What is expected: Count each line in which the word "name" appears. Reply with the total and nothing more.

Exercise materials:
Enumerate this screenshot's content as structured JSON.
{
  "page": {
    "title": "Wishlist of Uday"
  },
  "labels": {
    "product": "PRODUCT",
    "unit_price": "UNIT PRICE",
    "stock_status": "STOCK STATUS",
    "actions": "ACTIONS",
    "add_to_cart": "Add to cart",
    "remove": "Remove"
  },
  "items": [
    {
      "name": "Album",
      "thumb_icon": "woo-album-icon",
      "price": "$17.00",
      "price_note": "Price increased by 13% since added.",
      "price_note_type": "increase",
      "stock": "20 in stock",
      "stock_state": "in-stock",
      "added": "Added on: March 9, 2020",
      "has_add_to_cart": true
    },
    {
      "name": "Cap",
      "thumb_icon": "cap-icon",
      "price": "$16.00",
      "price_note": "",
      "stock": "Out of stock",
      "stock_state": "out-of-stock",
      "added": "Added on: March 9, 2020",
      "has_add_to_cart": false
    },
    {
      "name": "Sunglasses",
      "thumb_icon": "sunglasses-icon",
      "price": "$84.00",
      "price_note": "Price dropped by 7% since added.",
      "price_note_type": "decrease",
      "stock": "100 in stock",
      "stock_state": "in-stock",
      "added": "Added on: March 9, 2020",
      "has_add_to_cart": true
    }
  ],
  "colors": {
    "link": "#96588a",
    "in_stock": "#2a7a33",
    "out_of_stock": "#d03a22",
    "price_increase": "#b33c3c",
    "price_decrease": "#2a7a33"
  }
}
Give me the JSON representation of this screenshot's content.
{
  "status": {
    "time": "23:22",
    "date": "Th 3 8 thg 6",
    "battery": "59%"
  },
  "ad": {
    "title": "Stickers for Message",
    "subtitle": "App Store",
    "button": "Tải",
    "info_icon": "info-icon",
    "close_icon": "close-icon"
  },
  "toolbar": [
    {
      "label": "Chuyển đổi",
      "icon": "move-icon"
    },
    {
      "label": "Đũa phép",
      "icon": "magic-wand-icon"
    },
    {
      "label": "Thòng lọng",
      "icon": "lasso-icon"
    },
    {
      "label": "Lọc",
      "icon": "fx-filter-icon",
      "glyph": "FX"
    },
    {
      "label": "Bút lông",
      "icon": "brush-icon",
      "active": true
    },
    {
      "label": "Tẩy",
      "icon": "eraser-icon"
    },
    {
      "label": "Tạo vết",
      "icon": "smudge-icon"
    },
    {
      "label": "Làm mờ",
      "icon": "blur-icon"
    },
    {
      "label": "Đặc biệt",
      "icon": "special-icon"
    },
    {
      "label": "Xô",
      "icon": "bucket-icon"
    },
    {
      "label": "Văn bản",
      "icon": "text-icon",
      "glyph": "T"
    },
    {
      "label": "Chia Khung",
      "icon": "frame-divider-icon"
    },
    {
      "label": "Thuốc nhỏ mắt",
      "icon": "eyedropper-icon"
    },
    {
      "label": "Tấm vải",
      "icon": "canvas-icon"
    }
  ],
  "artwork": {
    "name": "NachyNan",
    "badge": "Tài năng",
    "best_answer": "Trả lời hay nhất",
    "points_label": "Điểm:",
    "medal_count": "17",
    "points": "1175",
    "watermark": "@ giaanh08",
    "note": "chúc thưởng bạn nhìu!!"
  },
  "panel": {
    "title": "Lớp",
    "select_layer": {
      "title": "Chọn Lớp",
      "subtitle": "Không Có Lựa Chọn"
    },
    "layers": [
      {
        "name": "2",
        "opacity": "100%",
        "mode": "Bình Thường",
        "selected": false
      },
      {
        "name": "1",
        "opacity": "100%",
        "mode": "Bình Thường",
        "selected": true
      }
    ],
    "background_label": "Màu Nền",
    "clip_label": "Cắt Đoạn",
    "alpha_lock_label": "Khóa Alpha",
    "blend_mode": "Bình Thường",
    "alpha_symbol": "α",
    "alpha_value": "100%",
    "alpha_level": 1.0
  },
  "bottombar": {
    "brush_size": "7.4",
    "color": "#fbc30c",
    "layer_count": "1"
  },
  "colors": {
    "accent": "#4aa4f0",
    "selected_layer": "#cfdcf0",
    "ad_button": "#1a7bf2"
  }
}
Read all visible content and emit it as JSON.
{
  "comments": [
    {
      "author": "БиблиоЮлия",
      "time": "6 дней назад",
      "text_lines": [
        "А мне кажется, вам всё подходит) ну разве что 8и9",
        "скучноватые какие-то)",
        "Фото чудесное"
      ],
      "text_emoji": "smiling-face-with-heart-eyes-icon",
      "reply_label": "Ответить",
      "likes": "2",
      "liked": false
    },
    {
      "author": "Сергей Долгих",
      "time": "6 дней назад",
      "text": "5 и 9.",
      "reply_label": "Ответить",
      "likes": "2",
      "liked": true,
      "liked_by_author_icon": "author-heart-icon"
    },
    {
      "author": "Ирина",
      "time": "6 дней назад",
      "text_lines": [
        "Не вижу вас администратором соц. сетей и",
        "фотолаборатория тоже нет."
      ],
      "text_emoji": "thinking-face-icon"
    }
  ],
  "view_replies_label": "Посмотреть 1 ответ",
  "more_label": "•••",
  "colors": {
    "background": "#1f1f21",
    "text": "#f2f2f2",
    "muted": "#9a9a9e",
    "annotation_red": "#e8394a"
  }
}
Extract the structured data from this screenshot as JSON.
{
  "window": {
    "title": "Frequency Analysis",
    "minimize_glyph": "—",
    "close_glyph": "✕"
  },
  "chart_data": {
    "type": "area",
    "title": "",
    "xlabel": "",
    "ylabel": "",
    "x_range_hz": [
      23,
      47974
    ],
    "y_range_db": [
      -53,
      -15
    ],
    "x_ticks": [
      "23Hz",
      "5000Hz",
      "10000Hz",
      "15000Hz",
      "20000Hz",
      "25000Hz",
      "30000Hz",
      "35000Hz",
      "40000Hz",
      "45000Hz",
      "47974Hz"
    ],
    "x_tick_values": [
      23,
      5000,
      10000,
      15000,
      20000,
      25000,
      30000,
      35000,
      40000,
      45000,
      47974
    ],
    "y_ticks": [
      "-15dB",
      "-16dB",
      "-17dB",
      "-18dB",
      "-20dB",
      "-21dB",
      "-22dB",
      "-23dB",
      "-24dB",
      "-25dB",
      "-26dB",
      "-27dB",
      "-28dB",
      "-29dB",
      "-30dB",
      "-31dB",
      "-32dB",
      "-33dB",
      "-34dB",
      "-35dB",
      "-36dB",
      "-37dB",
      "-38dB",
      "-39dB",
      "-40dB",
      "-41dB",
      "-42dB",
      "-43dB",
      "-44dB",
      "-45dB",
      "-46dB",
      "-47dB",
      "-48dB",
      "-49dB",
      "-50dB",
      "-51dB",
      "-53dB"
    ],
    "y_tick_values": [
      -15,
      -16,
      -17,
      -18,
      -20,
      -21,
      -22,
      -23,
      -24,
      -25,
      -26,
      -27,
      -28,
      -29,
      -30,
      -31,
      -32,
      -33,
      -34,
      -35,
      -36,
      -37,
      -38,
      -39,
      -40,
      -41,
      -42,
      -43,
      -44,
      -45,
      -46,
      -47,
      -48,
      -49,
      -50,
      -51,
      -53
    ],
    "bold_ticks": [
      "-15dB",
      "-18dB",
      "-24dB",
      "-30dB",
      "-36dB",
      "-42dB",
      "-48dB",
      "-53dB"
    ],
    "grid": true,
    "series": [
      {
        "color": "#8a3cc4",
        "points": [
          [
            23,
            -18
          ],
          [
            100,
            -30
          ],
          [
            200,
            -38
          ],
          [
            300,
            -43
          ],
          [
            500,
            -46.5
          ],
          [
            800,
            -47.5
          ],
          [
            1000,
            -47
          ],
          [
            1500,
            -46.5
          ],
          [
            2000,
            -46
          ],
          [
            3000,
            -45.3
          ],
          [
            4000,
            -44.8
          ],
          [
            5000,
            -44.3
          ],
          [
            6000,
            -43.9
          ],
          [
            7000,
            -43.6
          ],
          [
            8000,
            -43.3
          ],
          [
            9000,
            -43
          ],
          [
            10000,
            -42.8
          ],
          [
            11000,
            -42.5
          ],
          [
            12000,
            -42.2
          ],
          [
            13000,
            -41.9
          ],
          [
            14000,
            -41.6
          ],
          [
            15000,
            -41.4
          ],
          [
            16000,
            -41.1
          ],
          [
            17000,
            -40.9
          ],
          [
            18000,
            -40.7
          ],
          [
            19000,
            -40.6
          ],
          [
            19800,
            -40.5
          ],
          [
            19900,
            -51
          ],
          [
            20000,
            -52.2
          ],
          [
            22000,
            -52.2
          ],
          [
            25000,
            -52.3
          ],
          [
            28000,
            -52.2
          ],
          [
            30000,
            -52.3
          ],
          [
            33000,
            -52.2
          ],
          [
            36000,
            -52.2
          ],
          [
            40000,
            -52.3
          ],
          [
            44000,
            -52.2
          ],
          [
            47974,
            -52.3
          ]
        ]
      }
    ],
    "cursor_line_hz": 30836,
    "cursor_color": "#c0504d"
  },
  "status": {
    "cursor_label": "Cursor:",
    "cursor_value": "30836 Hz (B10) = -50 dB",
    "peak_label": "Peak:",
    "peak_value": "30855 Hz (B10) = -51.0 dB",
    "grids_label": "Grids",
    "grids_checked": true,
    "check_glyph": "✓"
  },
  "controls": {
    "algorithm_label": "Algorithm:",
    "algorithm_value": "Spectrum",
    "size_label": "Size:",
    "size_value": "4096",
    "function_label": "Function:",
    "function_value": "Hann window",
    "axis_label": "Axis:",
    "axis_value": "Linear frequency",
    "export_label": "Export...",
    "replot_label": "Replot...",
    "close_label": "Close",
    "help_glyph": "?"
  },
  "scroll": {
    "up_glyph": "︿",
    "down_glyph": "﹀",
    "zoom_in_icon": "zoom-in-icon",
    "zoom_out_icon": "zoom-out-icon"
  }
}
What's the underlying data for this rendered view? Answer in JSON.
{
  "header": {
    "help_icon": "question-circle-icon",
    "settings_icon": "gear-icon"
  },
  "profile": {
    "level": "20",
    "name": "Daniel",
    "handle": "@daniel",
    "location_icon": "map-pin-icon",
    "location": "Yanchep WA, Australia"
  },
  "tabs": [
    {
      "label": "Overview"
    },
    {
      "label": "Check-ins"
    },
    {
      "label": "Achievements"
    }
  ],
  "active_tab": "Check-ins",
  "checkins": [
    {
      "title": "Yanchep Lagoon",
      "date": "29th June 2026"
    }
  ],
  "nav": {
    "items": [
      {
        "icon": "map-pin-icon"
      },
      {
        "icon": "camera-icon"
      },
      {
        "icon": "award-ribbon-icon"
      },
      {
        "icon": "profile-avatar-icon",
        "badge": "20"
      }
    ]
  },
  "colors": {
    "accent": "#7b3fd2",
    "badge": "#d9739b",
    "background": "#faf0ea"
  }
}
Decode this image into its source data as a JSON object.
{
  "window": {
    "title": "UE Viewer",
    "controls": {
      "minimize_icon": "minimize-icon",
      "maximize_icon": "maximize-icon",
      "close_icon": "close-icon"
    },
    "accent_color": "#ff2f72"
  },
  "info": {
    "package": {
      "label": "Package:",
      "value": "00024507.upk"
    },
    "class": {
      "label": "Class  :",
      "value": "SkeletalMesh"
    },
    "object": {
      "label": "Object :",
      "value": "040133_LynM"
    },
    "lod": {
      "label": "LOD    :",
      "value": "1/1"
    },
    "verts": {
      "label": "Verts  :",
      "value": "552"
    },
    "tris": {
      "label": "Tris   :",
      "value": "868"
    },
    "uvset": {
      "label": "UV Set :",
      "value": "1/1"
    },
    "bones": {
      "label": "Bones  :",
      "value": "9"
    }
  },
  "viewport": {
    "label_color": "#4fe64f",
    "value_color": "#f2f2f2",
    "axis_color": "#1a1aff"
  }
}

Finished exercise: 7